§ Testo di partenza:

╔══

AL FEMMINILE: E SE FARE SESSO NON MI ECCITA?

Prima di eccitarsi, una donna, come un uomo, deve desiderare.

Il desiderio è un riflesso emozionale, della testa, mentre l’eccitazione si sviluppa sul piano fisico, è legata al corpo.

L’eccitazione sessuale prepara l’orgasmo (la vagina si lubrifica, aumenta la frequenza cardiaca e quella del respiro ecc ) con un’attivazione generale dell’organismo finalizzata a evocare e godere di un piacere sessuale, quello orgasmico, soggettivo e sempre diverso, perché nessun orgasmo è uguale a un altro…..

L’eccitamento sessuale porta quindi all’attivazione sessuale.

Ma l’eccitazione sessuale può non avvenire…….

e allora se non c’è eccitazione, non c’è attivazione sessuale!

╚══

§ Da fare:
#1 Riporta il passo del testo sull'eccitazione femminile compreso tra "L’eccitazione sessuale prepara" e "può non avvenire…….", estremi inclusi, sostituendo "orgasmo" con "culmine".
#2 Le seguenti affermazioni concordano con il testo sull'eccitazione femminile? Rispondi sì o no a ciascuna, citando le parole decisive del testo.
(a) Il desiderio si sviluppa sul piano fisico ed è legato al corpo.
(b) Nessun orgasmo è uguale a un altro.
(c) L'eccitazione sessuale avviene sempre.
#3 Rispondi in breve a queste domande sul testo sull'eccitazione femminile:
(a) Che cosa deve fare una donna prima di eccitarsi?
(b) Quale parte del corpo si lubrifica durante l'eccitazione sessuale?
(c) A che cosa porta l'eccitamento sessuale?

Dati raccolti
╔══

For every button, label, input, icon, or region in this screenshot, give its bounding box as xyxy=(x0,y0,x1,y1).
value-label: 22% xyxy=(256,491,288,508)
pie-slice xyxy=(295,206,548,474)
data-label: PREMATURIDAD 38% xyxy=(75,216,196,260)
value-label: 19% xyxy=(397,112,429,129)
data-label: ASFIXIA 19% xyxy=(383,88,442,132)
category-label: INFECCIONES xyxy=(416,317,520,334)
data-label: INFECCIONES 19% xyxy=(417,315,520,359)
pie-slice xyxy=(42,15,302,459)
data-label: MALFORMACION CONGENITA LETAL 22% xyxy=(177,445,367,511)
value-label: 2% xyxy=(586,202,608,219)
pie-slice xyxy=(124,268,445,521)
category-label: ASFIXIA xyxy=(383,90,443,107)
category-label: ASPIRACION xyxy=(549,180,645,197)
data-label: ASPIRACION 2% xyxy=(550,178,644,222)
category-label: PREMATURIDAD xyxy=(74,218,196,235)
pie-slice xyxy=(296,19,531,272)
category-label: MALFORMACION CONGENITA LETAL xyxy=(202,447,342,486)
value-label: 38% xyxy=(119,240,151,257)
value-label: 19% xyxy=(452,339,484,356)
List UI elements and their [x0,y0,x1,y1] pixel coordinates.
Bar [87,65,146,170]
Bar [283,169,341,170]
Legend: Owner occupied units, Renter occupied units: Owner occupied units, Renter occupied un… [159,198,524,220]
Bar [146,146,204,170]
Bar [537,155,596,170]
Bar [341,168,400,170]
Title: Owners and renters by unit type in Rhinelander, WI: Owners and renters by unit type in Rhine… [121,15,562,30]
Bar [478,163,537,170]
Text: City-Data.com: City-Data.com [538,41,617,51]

╚══

§ Risultati per compito:
#1
L’eccitazione sessuale prepara l’culmine (la vagina si lubrifica, aumenta la frequenza cardiaca e quella del respiro ecc ) con un’attivazione generale dell’organismo finalizzata a evocare e godere di un piacere sessuale, quello orgasmico, soggettivo e sempre diverso, perché nessun culmine è uguale a un altro…..

L’eccitamento sessuale porta quindi all’attivazione sessuale.

Ma l’eccitazione sessuale può non avvenire…….

#2
(a) No: "Il desiderio è un riflesso emozionale, della testa"
(b) Sì: "nessun orgasmo è uguale a un altro"
(c) No: "Ma l’eccitazione sessuale può non avvenire"

#3
(a) Deve desiderare.
(b) La vagina.
(c) All'attivazione sessuale.